• **Listed entries**
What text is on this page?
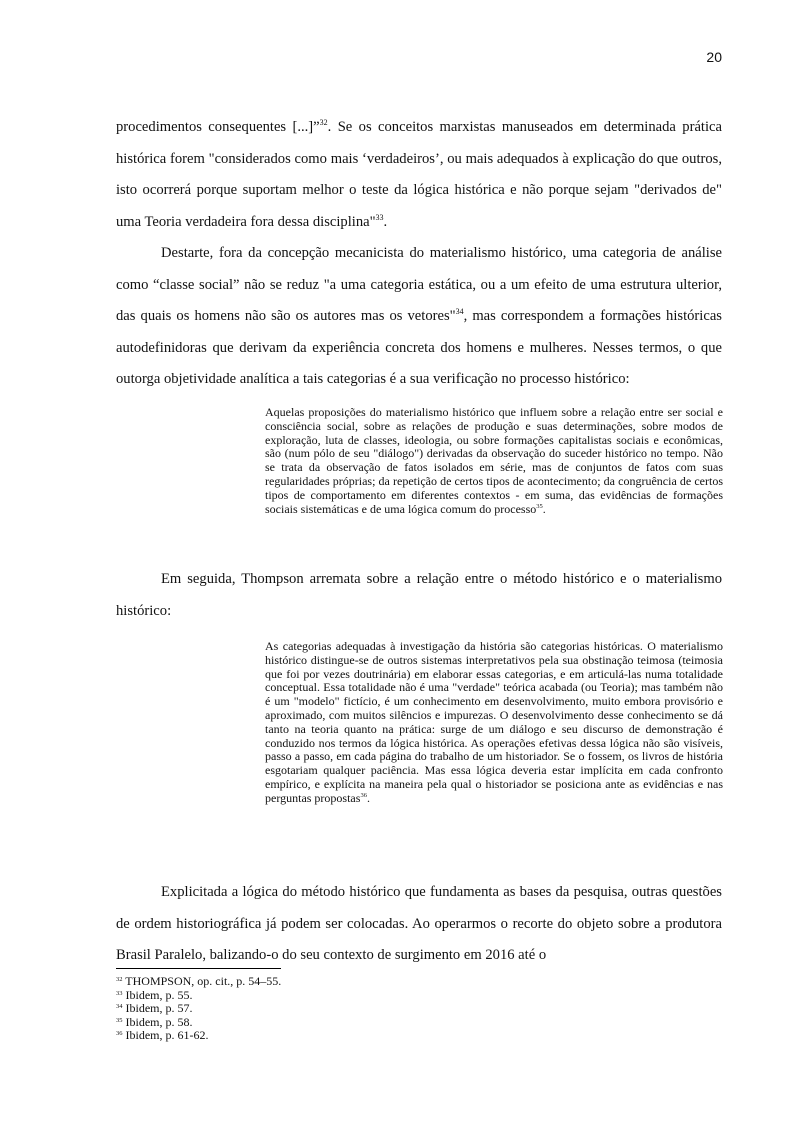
20

procedimentos consequentes [...]”$^{32}$. Se os conceitos marxistas manuseados em determinada prática histórica forem "considerados como mais ‘verdadeiros’, ou mais adequados à explicação do que outros, isto ocorrerá porque suportam melhor o teste da lógica histórica e não porque sejam "derivados de" uma Teoria verdadeira fora dessa disciplina"$^{33}$.

Destarte, fora da concepção mecanicista do materialismo histórico, uma categoria de análise como “classe social” não se reduz "a uma categoria estática, ou a um efeito de uma estrutura ulterior, das quais os homens não são os autores mas os vetores"$^{34}$, mas correspondem a formações históricas autodefinidoras que derivam da experiência concreta dos homens e mulheres. Nesses termos, o que outorga objetividade analítica a tais categorias é a sua verificação no processo histórico:

Aquelas proposições do materialismo histórico que influem sobre a relação entre ser social e consciência social, sobre as relações de produção e suas determinações, sobre modos de exploração, luta de classes, ideologia, ou sobre formações capitalistas sociais e econômicas, são (num pólo de seu "diálogo") derivadas da observação do suceder histórico no tempo. Não se trata da observação de fatos isolados em série, mas de conjuntos de fatos com suas regularidades próprias; da repetição de certos tipos de acontecimento; da congruência de certos tipos de comportamento em diferentes contextos - em suma, das evidências de formações sociais sistemáticas e de uma lógica comum do processo$^{35}$.

Em seguida, Thompson arremata sobre a relação entre o método histórico e o materialismo histórico:

As categorias adequadas à investigação da história são categorias históricas. O materialismo histórico distingue-se de outros sistemas interpretativos pela sua obstinação teimosa (teimosia que foi por vezes doutrinária) em elaborar essas categorias, e em articulá-las numa totalidade conceptual. Essa totalidade não é uma "verdade" teórica acabada (ou Teoria); mas também não é um "modelo" fictício, é um conhecimento em desenvolvimento, muito embora provisório e aproximado, com muitos silêncios e impurezas. O desenvolvimento desse conhecimento se dá tanto na teoria quanto na prática: surge de um diálogo e seu discurso de demonstração é conduzido nos termos da lógica histórica. As operações efetivas dessa lógica não são visíveis, passo a passo, em cada página do trabalho de um historiador. Se o fossem, os livros de história esgotariam qualquer paciência. Mas essa lógica deveria estar implícita em cada confronto empírico, e explícita na maneira pela qual o historiador se posiciona ante as evidências e nas perguntas propostas$^{36}$.

Explicitada a lógica do método histórico que fundamenta as bases da pesquisa, outras questões de ordem historiográfica já podem ser colocadas. Ao operarmos o recorte do objeto sobre a produtora Brasil Paralelo, balizando-o do seu contexto de surgimento em 2016 até o

$^{32}$ THOMPSON, op. cit., p. 54–55.
$^{33}$ Ibidem, p. 55.
$^{34}$ Ibidem, p. 57.
$^{35}$ Ibidem, p. 58.
$^{36}$ Ibidem, p. 61-62.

• **Work to complete**
Set the listing down in full and exactly. Pictures within it should not appear in the copy.

• **Task response**
What text is on this page?
20

procedimentos consequentes [...]”$^{32}$. Se os conceitos marxistas manuseados em determinada prática histórica forem "considerados como mais ‘verdadeiros’, ou mais adequados à explicação do que outros, isto ocorrerá porque suportam melhor o teste da lógica histórica e não porque sejam "derivados de" uma Teoria verdadeira fora dessa disciplina"$^{33}$.

Destarte, fora da concepção mecanicista do materialismo histórico, uma categoria de análise como “classe social” não se reduz "a uma categoria estática, ou a um efeito de uma estrutura ulterior, das quais os homens não são os autores mas os vetores"$^{34}$, mas correspondem a formações históricas autodefinidoras que derivam da experiência concreta dos homens e mulheres. Nesses termos, o que outorga objetividade analítica a tais categorias é a sua verificação no processo histórico:

Aquelas proposições do materialismo histórico que influem sobre a relação entre ser social e consciência social, sobre as relações de produção e suas determinações, sobre modos de exploração, luta de classes, ideologia, ou sobre formações capitalistas sociais e econômicas, são (num pólo de seu "diálogo") derivadas da observação do suceder histórico no tempo. Não se trata da observação de fatos isolados em série, mas de conjuntos de fatos com suas regularidades próprias; da repetição de certos tipos de acontecimento; da congruência de certos tipos de comportamento em diferentes contextos - em suma, das evidências de formações sociais sistemáticas e de uma lógica comum do processo$^{35}$.

Em seguida, Thompson arremata sobre a relação entre o método histórico e o materialismo histórico:

As categorias adequadas à investigação da história são categorias históricas. O materialismo histórico distingue-se de outros sistemas interpretativos pela sua obstinação teimosa (teimosia que foi por vezes doutrinária) em elaborar essas categorias, e em articulá-las numa totalidade conceptual. Essa totalidade não é uma "verdade" teórica acabada (ou Teoria); mas também não é um "modelo" fictício, é um conhecimento em desenvolvimento, muito embora provisório e aproximado, com muitos silêncios e impurezas. O desenvolvimento desse conhecimento se dá tanto na teoria quanto na prática: surge de um diálogo e seu discurso de demonstração é conduzido nos termos da lógica histórica. As operações efetivas dessa lógica não são visíveis, passo a passo, em cada página do trabalho de um historiador. Se o fossem, os livros de história esgotariam qualquer paciência. Mas essa lógica deveria estar implícita em cada confronto empírico, e explícita na maneira pela qual o historiador se posiciona ante as evidências e nas perguntas propostas$^{36}$.

Explicitada a lógica do método histórico que fundamenta as bases da pesquisa, outras questões de ordem historiográfica já podem ser colocadas. Ao operarmos o recorte do objeto sobre a produtora Brasil Paralelo, balizando-o do seu contexto de surgimento em 2016 até o

$^{32}$ THOMPSON, op. cit., p. 54–55.
$^{33}$ Ibidem, p. 55.
$^{34}$ Ibidem, p. 57.
$^{35}$ Ibidem, p. 58.
$^{36}$ Ibidem, p. 61-62.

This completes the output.